• **Exercise description**:
Take every line where the string "language" appears and copy it.

++++ Records shown ++++

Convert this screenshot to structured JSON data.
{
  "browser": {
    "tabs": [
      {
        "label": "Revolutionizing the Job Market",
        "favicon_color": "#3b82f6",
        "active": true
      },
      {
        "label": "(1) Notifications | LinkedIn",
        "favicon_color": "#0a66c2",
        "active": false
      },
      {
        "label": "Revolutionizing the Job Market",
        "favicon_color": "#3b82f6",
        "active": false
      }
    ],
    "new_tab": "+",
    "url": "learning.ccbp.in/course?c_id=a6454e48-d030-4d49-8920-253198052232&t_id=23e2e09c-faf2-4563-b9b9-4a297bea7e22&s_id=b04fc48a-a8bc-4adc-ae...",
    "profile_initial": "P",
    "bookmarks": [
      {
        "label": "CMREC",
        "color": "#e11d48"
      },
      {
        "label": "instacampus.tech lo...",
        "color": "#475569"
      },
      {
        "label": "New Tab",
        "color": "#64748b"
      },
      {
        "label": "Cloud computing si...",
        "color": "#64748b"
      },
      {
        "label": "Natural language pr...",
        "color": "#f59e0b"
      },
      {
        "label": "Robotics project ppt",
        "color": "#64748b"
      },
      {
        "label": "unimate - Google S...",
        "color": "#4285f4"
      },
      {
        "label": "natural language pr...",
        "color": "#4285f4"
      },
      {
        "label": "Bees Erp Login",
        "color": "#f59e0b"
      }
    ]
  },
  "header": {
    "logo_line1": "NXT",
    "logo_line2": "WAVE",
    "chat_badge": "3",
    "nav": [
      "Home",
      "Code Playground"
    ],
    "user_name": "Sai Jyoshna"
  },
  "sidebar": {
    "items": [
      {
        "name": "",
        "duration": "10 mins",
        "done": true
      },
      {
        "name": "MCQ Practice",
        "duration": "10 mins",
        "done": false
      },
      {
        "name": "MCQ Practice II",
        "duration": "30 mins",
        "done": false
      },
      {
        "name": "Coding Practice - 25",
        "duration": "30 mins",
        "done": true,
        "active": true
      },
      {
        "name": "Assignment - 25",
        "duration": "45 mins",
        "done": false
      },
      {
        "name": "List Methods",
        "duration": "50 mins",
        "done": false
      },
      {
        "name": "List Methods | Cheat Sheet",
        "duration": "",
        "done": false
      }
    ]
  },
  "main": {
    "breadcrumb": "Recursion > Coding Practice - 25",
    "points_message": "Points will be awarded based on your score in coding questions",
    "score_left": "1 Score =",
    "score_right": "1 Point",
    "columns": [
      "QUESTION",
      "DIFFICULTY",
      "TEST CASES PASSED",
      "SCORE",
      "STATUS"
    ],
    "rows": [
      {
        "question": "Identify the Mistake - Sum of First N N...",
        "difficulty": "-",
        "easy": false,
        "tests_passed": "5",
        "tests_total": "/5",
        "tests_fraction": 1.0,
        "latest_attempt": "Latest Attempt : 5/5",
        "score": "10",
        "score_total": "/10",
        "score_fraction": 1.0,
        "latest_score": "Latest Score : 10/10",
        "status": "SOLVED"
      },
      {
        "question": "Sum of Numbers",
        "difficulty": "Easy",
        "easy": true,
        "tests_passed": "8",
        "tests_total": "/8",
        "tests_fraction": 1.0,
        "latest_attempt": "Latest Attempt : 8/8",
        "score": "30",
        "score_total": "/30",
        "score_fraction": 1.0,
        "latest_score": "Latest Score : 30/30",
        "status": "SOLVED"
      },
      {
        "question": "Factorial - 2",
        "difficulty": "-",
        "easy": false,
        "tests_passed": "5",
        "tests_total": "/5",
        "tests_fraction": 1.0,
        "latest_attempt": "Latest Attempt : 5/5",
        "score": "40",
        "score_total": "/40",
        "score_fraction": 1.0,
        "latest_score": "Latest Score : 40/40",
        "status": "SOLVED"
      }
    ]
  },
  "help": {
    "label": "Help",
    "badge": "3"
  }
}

++++

• **Full solution**:
        "label": "Natural language pr...",
        "label": "natural language pr...",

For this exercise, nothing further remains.